__Goal__:
Find each line containing the string "color". Copy it.

__Extracted material__:
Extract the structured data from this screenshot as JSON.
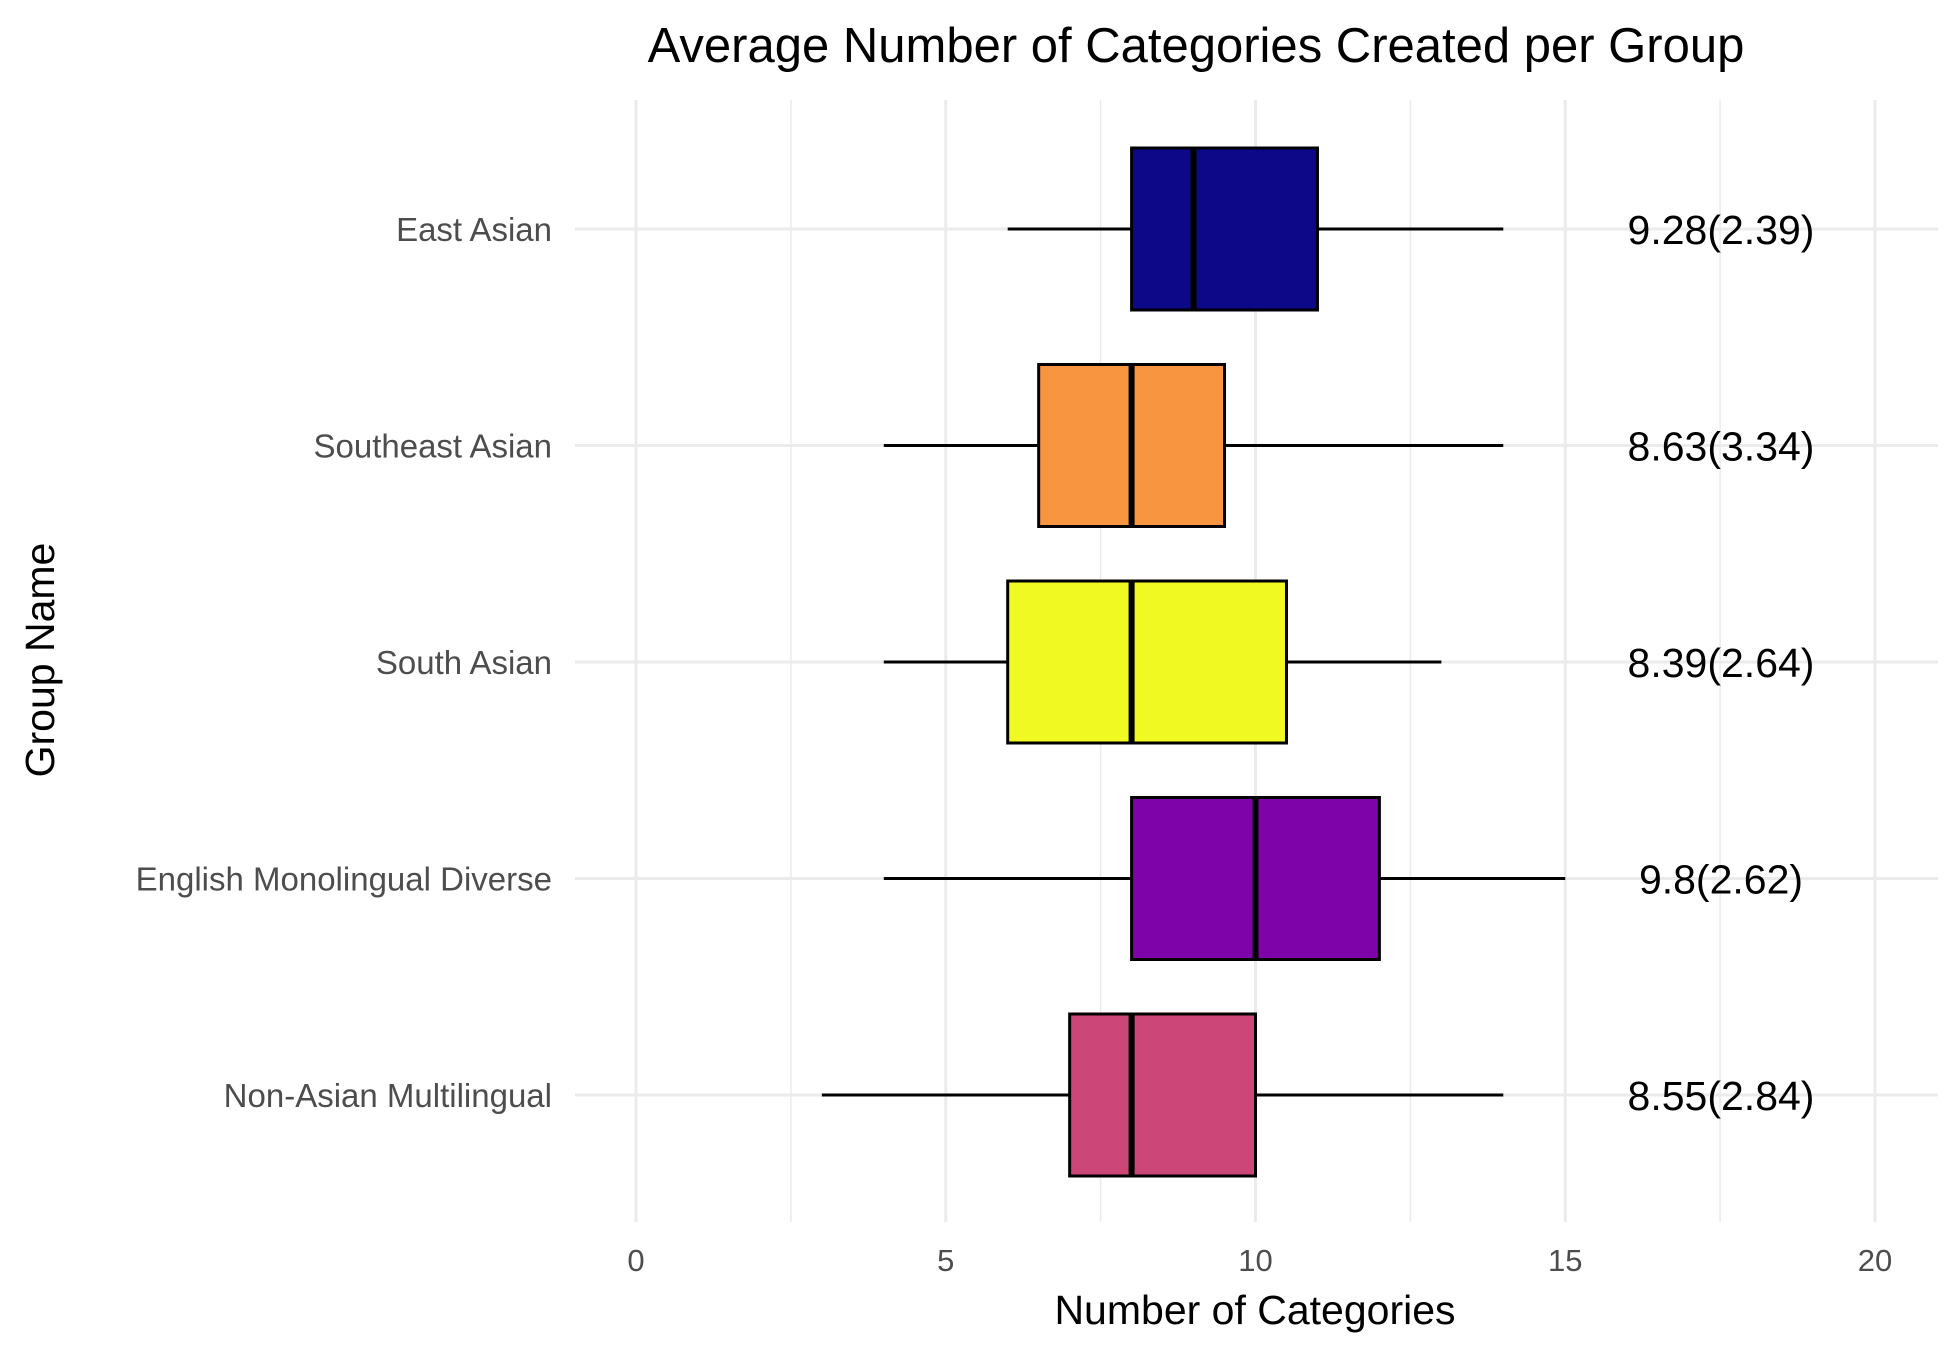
{
  "chart_data": {
    "type": "boxplot",
    "orientation": "horizontal",
    "title": "Average Number of Categories Created per Group",
    "xlabel": "Number of Categories",
    "ylabel": "Group Name",
    "xlim": [
      0,
      20
    ],
    "x_ticks": [
      0,
      5,
      10,
      15,
      20
    ],
    "x_minor_ticks": [
      2.5,
      7.5,
      12.5,
      17.5
    ],
    "grid": true,
    "legend": "none",
    "groups": [
      {
        "name": "East Asian",
        "whisker_low": 6,
        "q1": 8,
        "median": 9,
        "q3": 11,
        "whisker_high": 14,
        "label": "9.28(2.39)",
        "color": "#0d0887"
      },
      {
        "name": "Southeast Asian",
        "whisker_low": 4,
        "q1": 6.5,
        "median": 8,
        "q3": 9.5,
        "whisker_high": 14,
        "label": "8.63(3.34)",
        "color": "#f89540"
      },
      {
        "name": "South Asian",
        "whisker_low": 4,
        "q1": 6,
        "median": 8,
        "q3": 10.5,
        "whisker_high": 13,
        "label": "8.39(2.64)",
        "color": "#f0f921"
      },
      {
        "name": "English Monolingual Diverse",
        "whisker_low": 4,
        "q1": 8,
        "median": 10,
        "q3": 12,
        "whisker_high": 15,
        "label": "9.8(2.62)",
        "color": "#7e03a8"
      },
      {
        "name": "Non-Asian Multilingual",
        "whisker_low": 3,
        "q1": 7,
        "median": 8,
        "q3": 10,
        "whisker_high": 14,
        "label": "8.55(2.84)",
        "color": "#cc4778"
      }
    ]
  }
}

__Solution for this problem__:
        "color": "#0d0887"
        "color": "#f89540"
        "color": "#f0f921"
        "color": "#7e03a8"
        "color": "#cc4778"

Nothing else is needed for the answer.